TASK DIRECTIONS: Look for the string "hair" in every line, and copy each line that has it.

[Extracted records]

+++

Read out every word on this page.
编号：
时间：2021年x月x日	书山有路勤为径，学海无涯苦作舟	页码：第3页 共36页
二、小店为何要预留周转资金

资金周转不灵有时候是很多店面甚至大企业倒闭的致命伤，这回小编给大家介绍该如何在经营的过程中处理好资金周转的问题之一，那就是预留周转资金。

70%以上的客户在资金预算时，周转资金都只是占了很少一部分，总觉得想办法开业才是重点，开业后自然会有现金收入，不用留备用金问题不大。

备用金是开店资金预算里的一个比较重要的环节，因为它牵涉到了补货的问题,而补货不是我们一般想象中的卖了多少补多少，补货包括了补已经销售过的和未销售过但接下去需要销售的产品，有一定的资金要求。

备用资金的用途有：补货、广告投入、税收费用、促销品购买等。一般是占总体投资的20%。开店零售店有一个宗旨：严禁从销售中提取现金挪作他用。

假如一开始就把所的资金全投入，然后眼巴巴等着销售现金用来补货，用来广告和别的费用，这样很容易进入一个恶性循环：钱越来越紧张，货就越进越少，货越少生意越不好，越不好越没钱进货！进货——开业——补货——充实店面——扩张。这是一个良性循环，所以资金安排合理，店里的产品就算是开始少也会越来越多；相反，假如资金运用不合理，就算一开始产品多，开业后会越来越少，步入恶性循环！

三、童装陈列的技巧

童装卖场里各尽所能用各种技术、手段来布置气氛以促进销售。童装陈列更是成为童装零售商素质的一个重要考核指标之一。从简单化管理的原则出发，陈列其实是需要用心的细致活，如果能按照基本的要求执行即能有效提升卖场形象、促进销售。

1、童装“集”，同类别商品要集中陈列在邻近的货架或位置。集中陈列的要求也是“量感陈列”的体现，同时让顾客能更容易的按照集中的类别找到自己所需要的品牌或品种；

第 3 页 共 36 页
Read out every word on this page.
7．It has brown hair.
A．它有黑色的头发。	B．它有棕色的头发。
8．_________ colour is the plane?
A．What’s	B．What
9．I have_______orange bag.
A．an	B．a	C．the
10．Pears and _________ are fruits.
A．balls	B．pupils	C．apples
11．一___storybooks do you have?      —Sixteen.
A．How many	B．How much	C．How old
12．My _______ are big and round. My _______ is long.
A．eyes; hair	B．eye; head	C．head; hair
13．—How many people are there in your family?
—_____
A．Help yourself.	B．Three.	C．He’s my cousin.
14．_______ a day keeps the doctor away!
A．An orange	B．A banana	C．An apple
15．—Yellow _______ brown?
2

+++

RESPONSE BELOW:
7．It has brown hair.
A．eyes; hair	B．eye; head	C．head; hair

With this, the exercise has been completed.